Chart and figure data

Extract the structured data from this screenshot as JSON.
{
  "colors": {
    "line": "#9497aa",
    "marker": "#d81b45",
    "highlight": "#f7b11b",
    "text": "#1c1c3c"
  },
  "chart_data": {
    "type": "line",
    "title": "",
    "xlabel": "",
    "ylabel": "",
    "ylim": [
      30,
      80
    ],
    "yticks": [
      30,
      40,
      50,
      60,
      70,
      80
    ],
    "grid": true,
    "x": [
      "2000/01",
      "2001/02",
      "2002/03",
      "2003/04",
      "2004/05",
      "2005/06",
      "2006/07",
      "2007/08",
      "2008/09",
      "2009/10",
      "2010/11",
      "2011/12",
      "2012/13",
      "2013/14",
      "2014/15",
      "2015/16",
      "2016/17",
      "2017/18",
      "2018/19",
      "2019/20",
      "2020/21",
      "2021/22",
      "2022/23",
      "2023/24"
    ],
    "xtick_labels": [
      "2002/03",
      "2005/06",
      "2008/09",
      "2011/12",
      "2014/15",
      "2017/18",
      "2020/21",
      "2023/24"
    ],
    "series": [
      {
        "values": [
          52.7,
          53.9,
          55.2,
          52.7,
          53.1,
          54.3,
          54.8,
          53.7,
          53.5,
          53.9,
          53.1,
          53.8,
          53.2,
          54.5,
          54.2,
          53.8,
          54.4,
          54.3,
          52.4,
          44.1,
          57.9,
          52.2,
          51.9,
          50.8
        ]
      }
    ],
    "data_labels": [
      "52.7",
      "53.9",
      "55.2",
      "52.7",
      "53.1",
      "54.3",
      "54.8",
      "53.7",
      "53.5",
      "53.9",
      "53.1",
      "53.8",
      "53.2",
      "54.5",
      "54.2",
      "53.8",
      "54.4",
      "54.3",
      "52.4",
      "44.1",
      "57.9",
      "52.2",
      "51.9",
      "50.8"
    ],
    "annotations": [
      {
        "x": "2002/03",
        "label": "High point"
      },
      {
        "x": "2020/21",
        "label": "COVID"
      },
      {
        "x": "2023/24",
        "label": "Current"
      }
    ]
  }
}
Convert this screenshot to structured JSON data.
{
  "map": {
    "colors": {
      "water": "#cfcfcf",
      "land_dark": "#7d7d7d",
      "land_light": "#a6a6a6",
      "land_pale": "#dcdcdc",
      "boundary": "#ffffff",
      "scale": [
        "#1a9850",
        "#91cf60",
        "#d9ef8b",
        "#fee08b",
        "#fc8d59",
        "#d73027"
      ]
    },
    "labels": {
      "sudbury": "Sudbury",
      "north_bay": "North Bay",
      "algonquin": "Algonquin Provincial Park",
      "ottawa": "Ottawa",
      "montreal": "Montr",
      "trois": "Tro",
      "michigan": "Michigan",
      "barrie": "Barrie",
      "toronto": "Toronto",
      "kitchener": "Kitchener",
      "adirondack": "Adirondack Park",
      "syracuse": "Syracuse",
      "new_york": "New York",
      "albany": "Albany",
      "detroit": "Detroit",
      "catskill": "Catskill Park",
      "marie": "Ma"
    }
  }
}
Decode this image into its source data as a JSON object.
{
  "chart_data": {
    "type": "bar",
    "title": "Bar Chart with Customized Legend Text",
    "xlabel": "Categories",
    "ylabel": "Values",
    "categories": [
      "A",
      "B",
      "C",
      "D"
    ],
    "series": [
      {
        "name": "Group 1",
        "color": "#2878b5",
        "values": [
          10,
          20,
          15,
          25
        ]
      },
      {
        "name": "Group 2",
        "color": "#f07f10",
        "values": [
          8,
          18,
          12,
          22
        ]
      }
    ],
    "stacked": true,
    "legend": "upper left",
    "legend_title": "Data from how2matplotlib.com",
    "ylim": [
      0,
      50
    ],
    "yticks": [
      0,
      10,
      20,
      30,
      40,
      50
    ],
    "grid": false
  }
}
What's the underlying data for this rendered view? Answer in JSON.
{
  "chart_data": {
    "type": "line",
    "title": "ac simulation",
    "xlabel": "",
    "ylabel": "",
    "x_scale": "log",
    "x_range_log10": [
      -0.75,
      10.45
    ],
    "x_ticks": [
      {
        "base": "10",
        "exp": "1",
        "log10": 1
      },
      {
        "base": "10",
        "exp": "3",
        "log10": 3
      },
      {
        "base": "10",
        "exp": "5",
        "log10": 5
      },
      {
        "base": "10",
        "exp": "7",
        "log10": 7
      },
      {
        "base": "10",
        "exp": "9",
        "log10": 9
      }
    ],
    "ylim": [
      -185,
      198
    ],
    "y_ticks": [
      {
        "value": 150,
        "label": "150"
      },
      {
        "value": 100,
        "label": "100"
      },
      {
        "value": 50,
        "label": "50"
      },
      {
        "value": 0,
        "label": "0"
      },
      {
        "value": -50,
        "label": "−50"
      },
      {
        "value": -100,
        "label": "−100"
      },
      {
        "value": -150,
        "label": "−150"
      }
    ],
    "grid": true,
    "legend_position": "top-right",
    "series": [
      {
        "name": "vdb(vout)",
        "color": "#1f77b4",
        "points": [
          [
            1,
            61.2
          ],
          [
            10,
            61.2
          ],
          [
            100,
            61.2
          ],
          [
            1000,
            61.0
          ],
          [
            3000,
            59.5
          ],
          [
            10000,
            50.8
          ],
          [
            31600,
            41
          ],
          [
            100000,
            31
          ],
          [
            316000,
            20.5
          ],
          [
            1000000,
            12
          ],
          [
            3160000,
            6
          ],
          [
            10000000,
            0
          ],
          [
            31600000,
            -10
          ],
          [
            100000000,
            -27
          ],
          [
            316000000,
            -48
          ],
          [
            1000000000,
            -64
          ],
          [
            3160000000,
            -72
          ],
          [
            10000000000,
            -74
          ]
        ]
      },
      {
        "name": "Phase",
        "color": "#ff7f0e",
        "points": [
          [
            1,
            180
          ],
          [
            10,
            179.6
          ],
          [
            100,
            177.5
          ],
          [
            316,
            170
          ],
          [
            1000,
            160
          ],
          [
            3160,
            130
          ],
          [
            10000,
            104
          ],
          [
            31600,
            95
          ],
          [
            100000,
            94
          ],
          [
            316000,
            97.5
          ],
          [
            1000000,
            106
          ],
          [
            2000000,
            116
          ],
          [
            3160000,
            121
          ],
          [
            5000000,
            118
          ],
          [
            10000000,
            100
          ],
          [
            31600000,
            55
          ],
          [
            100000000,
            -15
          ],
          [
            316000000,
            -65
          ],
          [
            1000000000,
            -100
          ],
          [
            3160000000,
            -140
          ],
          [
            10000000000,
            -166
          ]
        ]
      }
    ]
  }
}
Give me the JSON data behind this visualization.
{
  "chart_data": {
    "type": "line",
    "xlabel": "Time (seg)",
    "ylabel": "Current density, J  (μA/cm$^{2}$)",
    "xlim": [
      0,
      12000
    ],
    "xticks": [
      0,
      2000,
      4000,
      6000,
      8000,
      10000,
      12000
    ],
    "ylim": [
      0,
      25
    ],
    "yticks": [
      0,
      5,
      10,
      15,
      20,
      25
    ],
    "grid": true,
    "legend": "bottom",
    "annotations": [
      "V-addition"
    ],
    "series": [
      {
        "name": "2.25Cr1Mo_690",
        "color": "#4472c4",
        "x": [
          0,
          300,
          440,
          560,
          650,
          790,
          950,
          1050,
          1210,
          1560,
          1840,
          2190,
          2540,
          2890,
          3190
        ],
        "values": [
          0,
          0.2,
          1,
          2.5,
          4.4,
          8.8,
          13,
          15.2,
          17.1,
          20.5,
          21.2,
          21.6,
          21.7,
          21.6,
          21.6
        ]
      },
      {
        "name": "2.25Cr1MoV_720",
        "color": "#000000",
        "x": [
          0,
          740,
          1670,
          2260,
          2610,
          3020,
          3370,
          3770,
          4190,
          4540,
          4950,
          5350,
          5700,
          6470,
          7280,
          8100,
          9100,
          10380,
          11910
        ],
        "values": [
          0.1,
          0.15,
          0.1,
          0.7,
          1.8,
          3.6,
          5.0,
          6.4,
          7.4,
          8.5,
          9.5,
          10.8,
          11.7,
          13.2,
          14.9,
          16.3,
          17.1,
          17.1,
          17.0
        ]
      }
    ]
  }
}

- **THE REQUEST**: Report back each line of the entries that holds the string "screenshot".

- **RESULT**:
Extract the structured data from this screenshot as JSON.
Convert this screenshot to structured JSON data.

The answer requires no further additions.